**Instructions to follow**
The records are to be restated in their entirety, word for word.

* start *

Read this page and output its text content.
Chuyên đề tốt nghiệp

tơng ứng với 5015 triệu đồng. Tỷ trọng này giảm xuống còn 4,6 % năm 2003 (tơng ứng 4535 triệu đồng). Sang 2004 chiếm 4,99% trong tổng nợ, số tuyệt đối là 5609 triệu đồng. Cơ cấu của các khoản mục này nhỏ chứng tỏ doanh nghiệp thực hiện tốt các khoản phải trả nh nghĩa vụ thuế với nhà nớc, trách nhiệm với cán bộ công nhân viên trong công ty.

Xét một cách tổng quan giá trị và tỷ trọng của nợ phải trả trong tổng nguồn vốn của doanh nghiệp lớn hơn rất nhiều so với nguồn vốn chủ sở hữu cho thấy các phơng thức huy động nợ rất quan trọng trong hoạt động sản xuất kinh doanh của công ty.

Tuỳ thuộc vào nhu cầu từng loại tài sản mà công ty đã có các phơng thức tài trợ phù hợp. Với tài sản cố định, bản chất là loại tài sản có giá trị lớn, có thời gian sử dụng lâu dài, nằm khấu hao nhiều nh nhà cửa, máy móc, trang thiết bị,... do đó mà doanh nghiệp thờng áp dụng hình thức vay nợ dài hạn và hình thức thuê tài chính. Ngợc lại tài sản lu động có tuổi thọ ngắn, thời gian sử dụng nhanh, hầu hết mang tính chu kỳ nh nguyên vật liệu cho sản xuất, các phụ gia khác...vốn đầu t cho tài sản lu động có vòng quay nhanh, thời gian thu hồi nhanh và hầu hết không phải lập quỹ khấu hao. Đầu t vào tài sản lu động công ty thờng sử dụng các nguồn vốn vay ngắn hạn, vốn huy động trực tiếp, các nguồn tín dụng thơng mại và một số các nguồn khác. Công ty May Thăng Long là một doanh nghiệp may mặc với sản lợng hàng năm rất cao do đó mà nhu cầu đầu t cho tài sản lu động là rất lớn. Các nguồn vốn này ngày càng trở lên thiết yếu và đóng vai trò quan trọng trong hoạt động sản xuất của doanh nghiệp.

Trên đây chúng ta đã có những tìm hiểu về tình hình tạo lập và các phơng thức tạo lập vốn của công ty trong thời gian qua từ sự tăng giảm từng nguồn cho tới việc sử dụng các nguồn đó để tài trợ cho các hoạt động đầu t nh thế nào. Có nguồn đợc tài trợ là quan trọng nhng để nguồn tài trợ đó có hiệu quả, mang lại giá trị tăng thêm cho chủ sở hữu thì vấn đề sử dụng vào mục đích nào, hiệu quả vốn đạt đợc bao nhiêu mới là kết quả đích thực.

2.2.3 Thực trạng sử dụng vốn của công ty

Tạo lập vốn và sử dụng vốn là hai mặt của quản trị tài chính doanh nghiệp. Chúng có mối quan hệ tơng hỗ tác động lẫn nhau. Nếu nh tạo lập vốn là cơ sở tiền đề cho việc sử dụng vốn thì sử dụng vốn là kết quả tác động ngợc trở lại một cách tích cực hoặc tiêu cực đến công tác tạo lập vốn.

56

* end *

**Exercise result**
Read this page and output its text content.
Chuyên đề tốt nghiệp

tơng ứng với 5015 triệu đồng. Tỷ trọng này giảm xuống còn 4,6 % năm 2003 (tơng ứng 4535 triệu đồng). Sang 2004 chiếm 4,99% trong tổng nợ, số tuyệt đối là 5609 triệu đồng. Cơ cấu của các khoản mục này nhỏ chứng tỏ doanh nghiệp thực hiện tốt các khoản phải trả nh nghĩa vụ thuế với nhà nớc, trách nhiệm với cán bộ công nhân viên trong công ty.

Xét một cách tổng quan giá trị và tỷ trọng của nợ phải trả trong tổng nguồn vốn của doanh nghiệp lớn hơn rất nhiều so với nguồn vốn chủ sở hữu cho thấy các phơng thức huy động nợ rất quan trọng trong hoạt động sản xuất kinh doanh của công ty.

Tuỳ thuộc vào nhu cầu từng loại tài sản mà công ty đã có các phơng thức tài trợ phù hợp. Với tài sản cố định, bản chất là loại tài sản có giá trị lớn, có thời gian sử dụng lâu dài, nằm khấu hao nhiều nh nhà cửa, máy móc, trang thiết bị,... do đó mà doanh nghiệp thờng áp dụng hình thức vay nợ dài hạn và hình thức thuê tài chính. Ngợc lại tài sản lu động có tuổi thọ ngắn, thời gian sử dụng nhanh, hầu hết mang tính chu kỳ nh nguyên vật liệu cho sản xuất, các phụ gia khác...vốn đầu t cho tài sản lu động có vòng quay nhanh, thời gian thu hồi nhanh và hầu hết không phải lập quỹ khấu hao. Đầu t vào tài sản lu động công ty thờng sử dụng các nguồn vốn vay ngắn hạn, vốn huy động trực tiếp, các nguồn tín dụng thơng mại và một số các nguồn khác. Công ty May Thăng Long là một doanh nghiệp may mặc với sản lợng hàng năm rất cao do đó mà nhu cầu đầu t cho tài sản lu động là rất lớn. Các nguồn vốn này ngày càng trở lên thiết yếu và đóng vai trò quan trọng trong hoạt động sản xuất của doanh nghiệp.

Trên đây chúng ta đã có những tìm hiểu về tình hình tạo lập và các phơng thức tạo lập vốn của công ty trong thời gian qua từ sự tăng giảm từng nguồn cho tới việc sử dụng các nguồn đó để tài trợ cho các hoạt động đầu t nh thế nào. Có nguồn đợc tài trợ là quan trọng nhng để nguồn tài trợ đó có hiệu quả, mang lại giá trị tăng thêm cho chủ sở hữu thì vấn đề sử dụng vào mục đích nào, hiệu quả vốn đạt đợc bao nhiêu mới là kết quả đích thực.

2.2.3 Thực trạng sử dụng vốn của công ty

Tạo lập vốn và sử dụng vốn là hai mặt của quản trị tài chính doanh nghiệp. Chúng có mối quan hệ tơng hỗ tác động lẫn nhau. Nếu nh tạo lập vốn là cơ sở tiền đề cho việc sử dụng vốn thì sử dụng vốn là kết quả tác động ngợc trở lại một cách tích cực hoặc tiêu cực đến công tác tạo lập vốn.

56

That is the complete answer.